Data lines:
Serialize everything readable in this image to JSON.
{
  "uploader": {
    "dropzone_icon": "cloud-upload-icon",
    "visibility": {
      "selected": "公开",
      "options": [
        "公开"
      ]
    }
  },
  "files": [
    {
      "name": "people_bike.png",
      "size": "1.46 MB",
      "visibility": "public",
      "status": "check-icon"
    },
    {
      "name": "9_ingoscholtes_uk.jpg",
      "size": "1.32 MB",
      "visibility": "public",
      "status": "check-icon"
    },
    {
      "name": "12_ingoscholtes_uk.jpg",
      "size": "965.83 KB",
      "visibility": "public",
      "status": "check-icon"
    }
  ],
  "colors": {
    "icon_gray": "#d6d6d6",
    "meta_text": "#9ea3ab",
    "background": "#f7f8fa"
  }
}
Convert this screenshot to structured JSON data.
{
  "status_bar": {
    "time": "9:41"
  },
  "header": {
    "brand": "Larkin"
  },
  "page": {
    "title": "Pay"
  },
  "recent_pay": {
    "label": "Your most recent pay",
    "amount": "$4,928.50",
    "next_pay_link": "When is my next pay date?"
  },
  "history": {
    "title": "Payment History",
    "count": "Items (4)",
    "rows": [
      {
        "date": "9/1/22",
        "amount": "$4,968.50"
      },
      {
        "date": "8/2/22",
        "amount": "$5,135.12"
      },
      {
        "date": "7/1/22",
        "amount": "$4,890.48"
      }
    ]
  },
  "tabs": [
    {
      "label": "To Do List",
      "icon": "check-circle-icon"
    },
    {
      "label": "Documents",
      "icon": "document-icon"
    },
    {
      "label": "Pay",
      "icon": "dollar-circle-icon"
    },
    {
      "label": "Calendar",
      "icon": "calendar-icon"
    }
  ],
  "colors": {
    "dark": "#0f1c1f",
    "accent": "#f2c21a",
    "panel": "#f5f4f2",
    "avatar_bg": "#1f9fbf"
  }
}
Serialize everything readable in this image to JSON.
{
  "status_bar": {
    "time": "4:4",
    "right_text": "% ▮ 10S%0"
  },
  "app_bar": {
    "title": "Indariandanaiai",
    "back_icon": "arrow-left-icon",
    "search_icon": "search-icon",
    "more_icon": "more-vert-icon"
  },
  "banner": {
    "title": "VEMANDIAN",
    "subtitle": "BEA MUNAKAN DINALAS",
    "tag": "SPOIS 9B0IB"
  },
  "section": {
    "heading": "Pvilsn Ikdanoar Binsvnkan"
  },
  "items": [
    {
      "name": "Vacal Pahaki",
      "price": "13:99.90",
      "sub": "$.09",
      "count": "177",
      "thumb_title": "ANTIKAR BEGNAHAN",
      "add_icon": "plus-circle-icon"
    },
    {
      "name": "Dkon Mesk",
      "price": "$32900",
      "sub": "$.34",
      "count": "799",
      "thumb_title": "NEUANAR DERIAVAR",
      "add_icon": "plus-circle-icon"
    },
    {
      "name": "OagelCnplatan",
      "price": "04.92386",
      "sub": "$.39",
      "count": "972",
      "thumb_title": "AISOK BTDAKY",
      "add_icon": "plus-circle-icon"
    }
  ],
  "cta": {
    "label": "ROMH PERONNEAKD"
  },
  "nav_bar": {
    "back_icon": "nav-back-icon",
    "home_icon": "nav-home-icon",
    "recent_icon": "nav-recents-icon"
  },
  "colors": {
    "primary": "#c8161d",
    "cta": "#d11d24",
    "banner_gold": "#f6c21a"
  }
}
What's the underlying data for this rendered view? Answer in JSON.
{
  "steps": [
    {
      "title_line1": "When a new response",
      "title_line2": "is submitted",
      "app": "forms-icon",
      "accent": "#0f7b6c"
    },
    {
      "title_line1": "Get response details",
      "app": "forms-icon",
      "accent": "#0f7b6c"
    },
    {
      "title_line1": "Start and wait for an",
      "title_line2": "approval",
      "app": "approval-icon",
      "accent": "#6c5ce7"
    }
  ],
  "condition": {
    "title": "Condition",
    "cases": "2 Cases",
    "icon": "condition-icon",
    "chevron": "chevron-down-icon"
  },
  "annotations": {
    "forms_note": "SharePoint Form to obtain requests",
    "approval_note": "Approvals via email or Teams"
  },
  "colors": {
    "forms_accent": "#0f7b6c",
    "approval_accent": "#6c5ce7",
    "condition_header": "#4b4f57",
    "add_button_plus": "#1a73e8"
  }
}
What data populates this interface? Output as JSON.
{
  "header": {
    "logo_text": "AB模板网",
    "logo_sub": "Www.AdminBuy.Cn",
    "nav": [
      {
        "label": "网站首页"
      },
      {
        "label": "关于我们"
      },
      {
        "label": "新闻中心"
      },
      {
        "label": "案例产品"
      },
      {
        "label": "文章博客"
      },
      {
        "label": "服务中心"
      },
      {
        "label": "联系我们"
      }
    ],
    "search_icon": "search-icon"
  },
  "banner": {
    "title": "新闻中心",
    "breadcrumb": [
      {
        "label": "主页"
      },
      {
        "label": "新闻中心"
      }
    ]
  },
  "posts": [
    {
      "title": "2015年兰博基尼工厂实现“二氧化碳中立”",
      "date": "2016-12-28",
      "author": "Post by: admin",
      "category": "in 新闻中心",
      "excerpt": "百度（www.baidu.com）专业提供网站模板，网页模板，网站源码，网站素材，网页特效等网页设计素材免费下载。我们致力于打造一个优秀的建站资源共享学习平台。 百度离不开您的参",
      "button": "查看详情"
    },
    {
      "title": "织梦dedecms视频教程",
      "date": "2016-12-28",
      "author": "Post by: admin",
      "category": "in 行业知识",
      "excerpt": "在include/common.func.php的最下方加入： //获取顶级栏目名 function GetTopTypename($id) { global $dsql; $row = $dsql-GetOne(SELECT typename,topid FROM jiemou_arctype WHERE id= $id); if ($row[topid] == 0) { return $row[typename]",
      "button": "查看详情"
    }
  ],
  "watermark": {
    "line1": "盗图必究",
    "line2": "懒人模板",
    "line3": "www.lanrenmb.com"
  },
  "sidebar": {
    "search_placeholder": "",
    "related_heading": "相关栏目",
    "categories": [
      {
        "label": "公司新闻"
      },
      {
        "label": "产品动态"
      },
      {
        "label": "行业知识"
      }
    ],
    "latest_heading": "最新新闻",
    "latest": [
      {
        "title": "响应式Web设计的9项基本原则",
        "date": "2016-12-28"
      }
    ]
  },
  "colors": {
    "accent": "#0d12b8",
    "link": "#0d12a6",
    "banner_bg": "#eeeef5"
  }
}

Task requirements:
From the records above, please extract every line and repeat it exactly.

Written answer:
Serialize everything readable in this image to JSON.
{
  "uploader": {
    "dropzone_icon": "cloud-upload-icon",
    "visibility": {
      "selected": "公开",
      "options": [
        "公开"
      ]
    }
  },
  "files": [
    {
      "name": "people_bike.png",
      "size": "1.46 MB",
      "visibility": "public",
      "status": "check-icon"
    },
    {
      "name": "9_ingoscholtes_uk.jpg",
      "size": "1.32 MB",
      "visibility": "public",
      "status": "check-icon"
    },
    {
      "name": "12_ingoscholtes_uk.jpg",
      "size": "965.83 KB",
      "visibility": "public",
      "status": "check-icon"
    }
  ],
  "colors": {
    "icon_gray": "#d6d6d6",
    "meta_text": "#9ea3ab",
    "background": "#f7f8fa"
  }
}
Convert this screenshot to structured JSON data.
{
  "status_bar": {
    "time": "9:41"
  },
  "header": {
    "brand": "Larkin"
  },
  "page": {
    "title": "Pay"
  },
  "recent_pay": {
    "label": "Your most recent pay",
    "amount": "$4,928.50",
    "next_pay_link": "When is my next pay date?"
  },
  "history": {
    "title": "Payment History",
    "count": "Items (4)",
    "rows": [
      {
        "date": "9/1/22",
        "amount": "$4,968.50"
      },
      {
        "date": "8/2/22",
        "amount": "$5,135.12"
      },
      {
        "date": "7/1/22",
        "amount": "$4,890.48"
      }
    ]
  },
  "tabs": [
    {
      "label": "To Do List",
      "icon": "check-circle-icon"
    },
    {
      "label": "Documents",
      "icon": "document-icon"
    },
    {
      "label": "Pay",
      "icon": "dollar-circle-icon"
    },
    {
      "label": "Calendar",
      "icon": "calendar-icon"
    }
  ],
  "colors": {
    "dark": "#0f1c1f",
    "accent": "#f2c21a",
    "panel": "#f5f4f2",
    "avatar_bg": "#1f9fbf"
  }
}
Serialize everything readable in this image to JSON.
{
  "status_bar": {
    "time": "4:4",
    "right_text": "% ▮ 10S%0"
  },
  "app_bar": {
    "title": "Indariandanaiai",
    "back_icon": "arrow-left-icon",
    "search_icon": "search-icon",
    "more_icon": "more-vert-icon"
  },
  "banner": {
    "title": "VEMANDIAN",
    "subtitle": "BEA MUNAKAN DINALAS",
    "tag": "SPOIS 9B0IB"
  },
  "section": {
    "heading": "Pvilsn Ikdanoar Binsvnkan"
  },
  "items": [
    {
      "name": "Vacal Pahaki",
      "price": "13:99.90",
      "sub": "$.09",
      "count": "177",
      "thumb_title": "ANTIKAR BEGNAHAN",
      "add_icon": "plus-circle-icon"
    },
    {
      "name": "Dkon Mesk",
      "price": "$32900",
      "sub": "$.34",
      "count": "799",
      "thumb_title": "NEUANAR DERIAVAR",
      "add_icon": "plus-circle-icon"
    },
    {
      "name": "OagelCnplatan",
      "price": "04.92386",
      "sub": "$.39",
      "count": "972",
      "thumb_title": "AISOK BTDAKY",
      "add_icon": "plus-circle-icon"
    }
  ],
  "cta": {
    "label": "ROMH PERONNEAKD"
  },
  "nav_bar": {
    "back_icon": "nav-back-icon",
    "home_icon": "nav-home-icon",
    "recent_icon": "nav-recents-icon"
  },
  "colors": {
    "primary": "#c8161d",
    "cta": "#d11d24",
    "banner_gold": "#f6c21a"
  }
}
What's the underlying data for this rendered view? Answer in JSON.
{
  "steps": [
    {
      "title_line1": "When a new response",
      "title_line2": "is submitted",
      "app": "forms-icon",
      "accent": "#0f7b6c"
    },
    {
      "title_line1": "Get response details",
      "app": "forms-icon",
      "accent": "#0f7b6c"
    },
    {
      "title_line1": "Start and wait for an",
      "title_line2": "approval",
      "app": "approval-icon",
      "accent": "#6c5ce7"
    }
  ],
  "condition": {
    "title": "Condition",
    "cases": "2 Cases",
    "icon": "condition-icon",
    "chevron": "chevron-down-icon"
  },
  "annotations": {
    "forms_note": "SharePoint Form to obtain requests",
    "approval_note": "Approvals via email or Teams"
  },
  "colors": {
    "forms_accent": "#0f7b6c",
    "approval_accent": "#6c5ce7",
    "condition_header": "#4b4f57",
    "add_button_plus": "#1a73e8"
  }
}
What data populates this interface? Output as JSON.
{
  "header": {
    "logo_text": "AB模板网",
    "logo_sub": "Www.AdminBuy.Cn",
    "nav": [
      {
        "label": "网站首页"
      },
      {
        "label": "关于我们"
      },
      {
        "label": "新闻中心"
      },
      {
        "label": "案例产品"
      },
      {
        "label": "文章博客"
      },
      {
        "label": "服务中心"
      },
      {
        "label": "联系我们"
      }
    ],
    "search_icon": "search-icon"
  },
  "banner": {
    "title": "新闻中心",
    "breadcrumb": [
      {
        "label": "主页"
      },
      {
        "label": "新闻中心"
      }
    ]
  },
  "posts": [
    {
      "title": "2015年兰博基尼工厂实现“二氧化碳中立”",
      "date": "2016-12-28",
      "author": "Post by: admin",
      "category": "in 新闻中心",
      "excerpt": "百度（www.baidu.com）专业提供网站模板，网页模板，网站源码，网站素材，网页特效等网页设计素材免费下载。我们致力于打造一个优秀的建站资源共享学习平台。 百度离不开您的参",
      "button": "查看详情"
    },
    {
      "title": "织梦dedecms视频教程",
      "date": "2016-12-28",
      "author": "Post by: admin",
      "category": "in 行业知识",
      "excerpt": "在include/common.func.php的最下方加入： //获取顶级栏目名 function GetTopTypename($id) { global $dsql; $row = $dsql-GetOne(SELECT typename,topid FROM jiemou_arctype WHERE id= $id); if ($row[topid] == 0) { return $row[typename]",
      "button": "查看详情"
    }
  ],
  "watermark": {
    "line1": "盗图必究",
    "line2": "懒人模板",
    "line3": "www.lanrenmb.com"
  },
  "sidebar": {
    "search_placeholder": "",
    "related_heading": "相关栏目",
    "categories": [
      {
        "label": "公司新闻"
      },
      {
        "label": "产品动态"
      },
      {
        "label": "行业知识"
      }
    ],
    "latest_heading": "最新新闻",
    "latest": [
      {
        "title": "响应式Web设计的9项基本原则",
        "date": "2016-12-28"
      }
    ]
  },
  "colors": {
    "accent": "#0d12b8",
    "link": "#0d12a6",
    "banner_bg": "#eeeef5"
  }
}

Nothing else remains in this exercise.